## Requirement:
In the data, extract each line that holds the string "title".

+ + +

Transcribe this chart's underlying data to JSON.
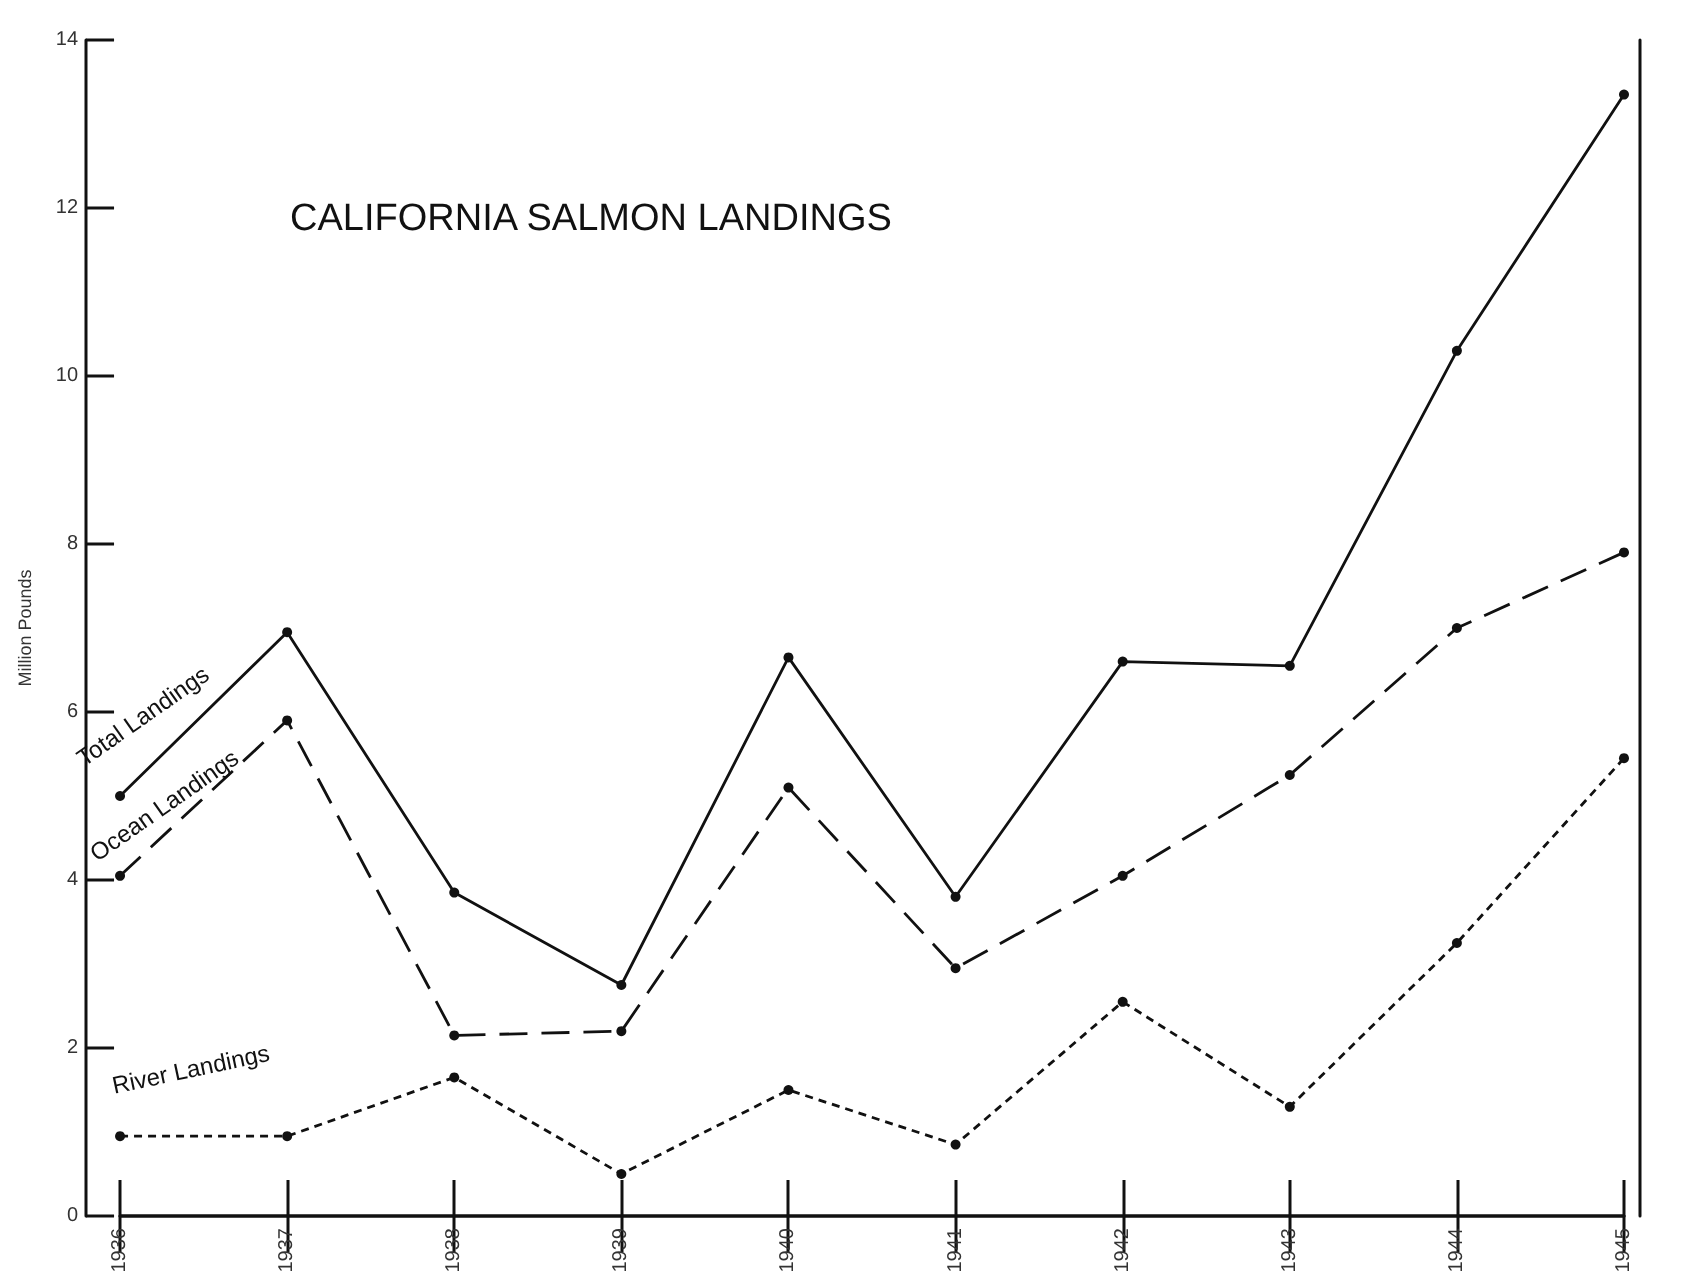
{
  "chart_data": {
    "type": "line",
    "title": "CALIFORNIA SALMON LANDINGS",
    "ylabel": "Million Pounds",
    "categories": [
      "1936",
      "1937",
      "1938",
      "1939",
      "1940",
      "1941",
      "1942",
      "1943",
      "1944",
      "1945"
    ],
    "series": [
      {
        "name": "Total Landings",
        "color": "#111111",
        "line_style": "solid",
        "values": [
          5.0,
          6.95,
          3.85,
          2.75,
          6.65,
          3.8,
          6.6,
          6.55,
          10.3,
          13.35
        ]
      },
      {
        "name": "Ocean Landings",
        "color": "#111111",
        "line_style": "dashed",
        "values": [
          4.05,
          5.9,
          2.15,
          2.2,
          5.1,
          2.95,
          4.05,
          5.25,
          7.0,
          7.9
        ]
      },
      {
        "name": "River Landings",
        "color": "#111111",
        "line_style": "dotted",
        "values": [
          0.95,
          0.95,
          1.65,
          0.5,
          1.5,
          0.85,
          2.55,
          1.3,
          3.25,
          5.45
        ]
      }
    ],
    "ylim": [
      0,
      14
    ],
    "yticks": [
      0,
      2,
      4,
      6,
      8,
      10,
      12,
      14
    ],
    "grid": false,
    "legend": false,
    "marker": "circle"
  }
}
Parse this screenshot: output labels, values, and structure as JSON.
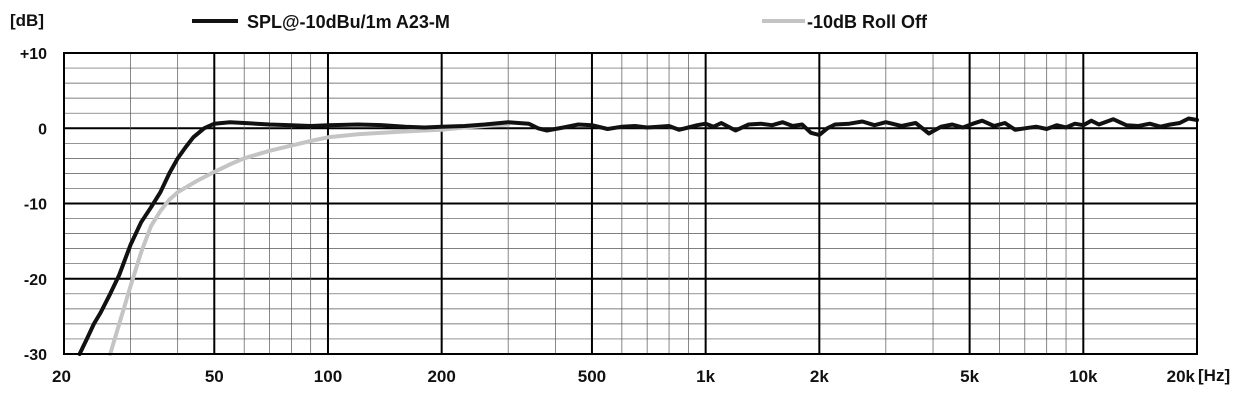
{
  "chart_data": {
    "type": "line",
    "title": "",
    "ylabel": "[dB]",
    "xunit": "[Hz]",
    "xscale": "log",
    "xlim": [
      20,
      20000
    ],
    "ylim": [
      -30,
      10
    ],
    "grid": true,
    "legend_position": "top",
    "x_ticks": [
      {
        "value": 20,
        "label": "20"
      },
      {
        "value": 50,
        "label": "50"
      },
      {
        "value": 100,
        "label": "100"
      },
      {
        "value": 200,
        "label": "200"
      },
      {
        "value": 500,
        "label": "500"
      },
      {
        "value": 1000,
        "label": "1k"
      },
      {
        "value": 2000,
        "label": "2k"
      },
      {
        "value": 5000,
        "label": "5k"
      },
      {
        "value": 10000,
        "label": "10k"
      },
      {
        "value": 20000,
        "label": "20k"
      }
    ],
    "y_ticks": [
      {
        "value": 10,
        "label": "+10"
      },
      {
        "value": 0,
        "label": "0"
      },
      {
        "value": -10,
        "label": "-10"
      },
      {
        "value": -20,
        "label": "-20"
      },
      {
        "value": -30,
        "label": "-30"
      }
    ],
    "series": [
      {
        "name": "SPL@-10dBu/1m A23-M",
        "color": "#111111",
        "style": "solid",
        "x": [
          22,
          23,
          24,
          25,
          26.5,
          28,
          30,
          32,
          34,
          36,
          38,
          40,
          42,
          44,
          47,
          50,
          55,
          60,
          70,
          80,
          90,
          100,
          120,
          140,
          160,
          180,
          200,
          230,
          260,
          300,
          340,
          360,
          380,
          420,
          460,
          500,
          550,
          600,
          650,
          700,
          750,
          800,
          850,
          900,
          950,
          1000,
          1050,
          1100,
          1200,
          1300,
          1400,
          1500,
          1600,
          1700,
          1800,
          1900,
          2000,
          2100,
          2200,
          2400,
          2600,
          2800,
          3000,
          3300,
          3600,
          3900,
          4200,
          4500,
          4800,
          5100,
          5400,
          5800,
          6200,
          6600,
          7000,
          7500,
          8000,
          8500,
          9000,
          9500,
          10000,
          10500,
          11000,
          12000,
          13000,
          14000,
          15000,
          16000,
          17000,
          18000,
          19000,
          20000
        ],
        "y": [
          -30,
          -28,
          -26,
          -24.5,
          -22,
          -19.5,
          -15.5,
          -12.5,
          -10.5,
          -8.5,
          -6,
          -4,
          -2.5,
          -1.2,
          0,
          0.6,
          0.8,
          0.7,
          0.5,
          0.4,
          0.3,
          0.4,
          0.5,
          0.4,
          0.2,
          0.1,
          0.2,
          0.3,
          0.5,
          0.8,
          0.6,
          0,
          -0.3,
          0.1,
          0.5,
          0.4,
          -0.1,
          0.2,
          0.3,
          0.1,
          0.2,
          0.3,
          -0.2,
          0.1,
          0.4,
          0.6,
          0.2,
          0.7,
          -0.3,
          0.5,
          0.6,
          0.4,
          0.8,
          0.3,
          0.5,
          -0.6,
          -0.9,
          0,
          0.5,
          0.6,
          0.9,
          0.4,
          0.8,
          0.3,
          0.7,
          -0.7,
          0.2,
          0.5,
          0.1,
          0.6,
          1,
          0.3,
          0.7,
          -0.2,
          0,
          0.2,
          -0.1,
          0.4,
          0.1,
          0.6,
          0.4,
          1,
          0.5,
          1.2,
          0.4,
          0.3,
          0.6,
          0.2,
          0.5,
          0.7,
          1.3,
          1.1
        ]
      },
      {
        "name": "-10dB Roll Off",
        "color": "#c4c4c4",
        "style": "solid",
        "x": [
          26.5,
          28,
          30,
          32,
          34,
          36,
          38,
          40,
          45,
          50,
          55,
          60,
          70,
          80,
          90,
          100,
          120,
          150,
          180,
          200,
          230,
          260,
          300
        ],
        "y": [
          -30,
          -26,
          -21,
          -16.5,
          -13,
          -11,
          -9.5,
          -8.5,
          -7,
          -5.8,
          -4.8,
          -4,
          -3,
          -2.3,
          -1.7,
          -1.2,
          -0.8,
          -0.5,
          -0.3,
          -0.2,
          0.1,
          0.3,
          0.5
        ]
      }
    ]
  }
}
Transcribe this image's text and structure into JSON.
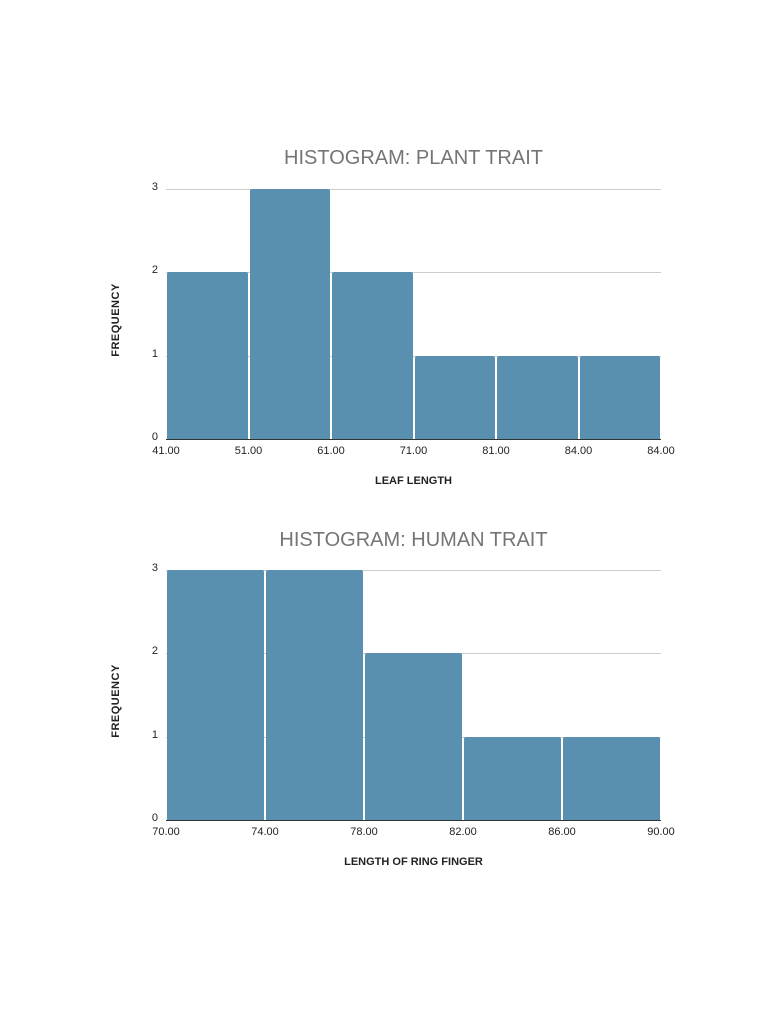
{
  "chart_data": [
    {
      "type": "bar",
      "title": "HISTOGRAM: PLANT TRAIT",
      "xlabel": "LEAF LENGTH",
      "ylabel": "FREQUENCY",
      "categories": [
        "41.00-51.00",
        "51.00-61.00",
        "61.00-71.00",
        "71.00-81.00",
        "81.00-84.00",
        "84.00-84.00"
      ],
      "x_ticks": [
        "41.00",
        "51.00",
        "61.00",
        "71.00",
        "81.00",
        "84.00",
        "84.00"
      ],
      "y_ticks": [
        "0",
        "1",
        "2",
        "3"
      ],
      "values": [
        2,
        3,
        2,
        1,
        1,
        1
      ],
      "ylim": [
        0,
        3
      ],
      "grid": true,
      "legend": "none",
      "bar_color": "#5990b0"
    },
    {
      "type": "bar",
      "title": "HISTOGRAM: HUMAN TRAIT",
      "xlabel": "LENGTH OF RING FINGER",
      "ylabel": "FREQUENCY",
      "categories": [
        "70.00-74.00",
        "74.00-78.00",
        "78.00-82.00",
        "82.00-86.00",
        "86.00-90.00"
      ],
      "x_ticks": [
        "70.00",
        "74.00",
        "78.00",
        "82.00",
        "86.00",
        "90.00"
      ],
      "y_ticks": [
        "0",
        "1",
        "2",
        "3"
      ],
      "values": [
        3,
        3,
        2,
        1,
        1
      ],
      "ylim": [
        0,
        3
      ],
      "grid": true,
      "legend": "none",
      "bar_color": "#5990b0"
    }
  ]
}
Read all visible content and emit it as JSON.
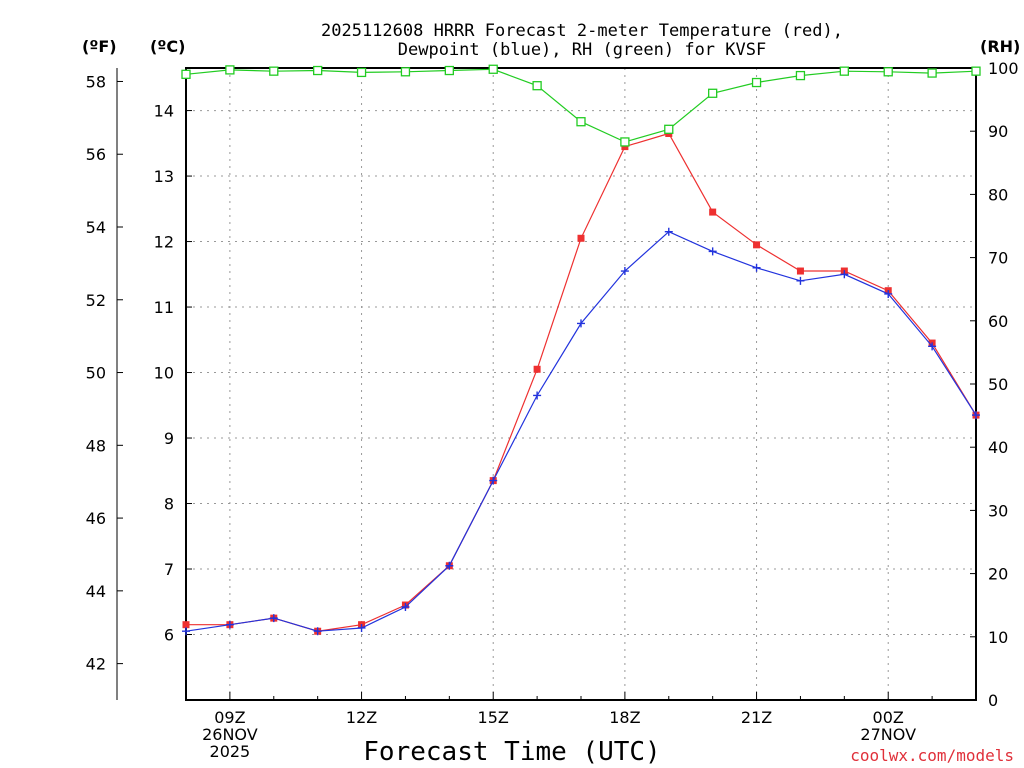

+ + +

## Answer to the problem:
    "title": "CALIFORNIA SALMON LANDINGS",
    "title": "",
      "title": "HISTOGRAM: PLANT TRAIT",
      "title": "HISTOGRAM: HUMAN TRAIT",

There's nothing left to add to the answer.